Short task:
Transcribe the material in full, exactly as written.
** start of Working data **
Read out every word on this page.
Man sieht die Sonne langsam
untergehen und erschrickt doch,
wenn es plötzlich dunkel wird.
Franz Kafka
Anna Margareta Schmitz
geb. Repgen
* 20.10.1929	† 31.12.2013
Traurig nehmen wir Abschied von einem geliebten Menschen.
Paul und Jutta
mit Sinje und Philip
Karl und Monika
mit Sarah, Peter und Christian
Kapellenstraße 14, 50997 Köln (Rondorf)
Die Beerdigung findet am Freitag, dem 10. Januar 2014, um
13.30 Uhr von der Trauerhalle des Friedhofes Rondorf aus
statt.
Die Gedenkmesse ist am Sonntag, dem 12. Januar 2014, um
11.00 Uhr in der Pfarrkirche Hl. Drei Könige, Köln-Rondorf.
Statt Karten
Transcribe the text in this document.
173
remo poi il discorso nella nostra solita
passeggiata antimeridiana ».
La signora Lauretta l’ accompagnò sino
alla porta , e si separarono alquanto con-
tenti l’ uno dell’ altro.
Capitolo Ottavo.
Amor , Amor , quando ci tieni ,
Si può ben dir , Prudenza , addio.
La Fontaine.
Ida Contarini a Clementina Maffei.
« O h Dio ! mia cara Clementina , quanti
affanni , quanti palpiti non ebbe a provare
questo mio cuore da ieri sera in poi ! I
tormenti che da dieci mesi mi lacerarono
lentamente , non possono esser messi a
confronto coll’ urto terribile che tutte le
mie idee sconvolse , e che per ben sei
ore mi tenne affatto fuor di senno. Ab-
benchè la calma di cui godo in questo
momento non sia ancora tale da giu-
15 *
** end of Working data **
Result for this exercise:
Read out every word on this page.
Man sieht die Sonne langsam
untergehen und erschrickt doch,
wenn es plötzlich dunkel wird.
Franz Kafka
Anna Margareta Schmitz
geb. Repgen
* 20.10.1929	† 31.12.2013
Traurig nehmen wir Abschied von einem geliebten Menschen.
Paul und Jutta
mit Sinje und Philip
Karl und Monika
mit Sarah, Peter und Christian
Kapellenstraße 14, 50997 Köln (Rondorf)
Die Beerdigung findet am Freitag, dem 10. Januar 2014, um
13.30 Uhr von der Trauerhalle des Friedhofes Rondorf aus
statt.
Die Gedenkmesse ist am Sonntag, dem 12. Januar 2014, um
11.00 Uhr in der Pfarrkirche Hl. Drei Könige, Köln-Rondorf.
Statt Karten
Transcribe the text in this document.
173
remo poi il discorso nella nostra solita
passeggiata antimeridiana ».
La signora Lauretta l’ accompagnò sino
alla porta , e si separarono alquanto con-
tenti l’ uno dell’ altro.
Capitolo Ottavo.
Amor , Amor , quando ci tieni ,
Si può ben dir , Prudenza , addio.
La Fontaine.
Ida Contarini a Clementina Maffei.
« O h Dio ! mia cara Clementina , quanti
affanni , quanti palpiti non ebbe a provare
questo mio cuore da ieri sera in poi ! I
tormenti che da dieci mesi mi lacerarono
lentamente , non possono esser messi a
confronto coll’ urto terribile che tutte le
mie idee sconvolse , e che per ben sei
ore mi tenne affatto fuor di senno. Ab-
benchè la calma di cui godo in questo
momento non sia ancora tale da giu-
15 *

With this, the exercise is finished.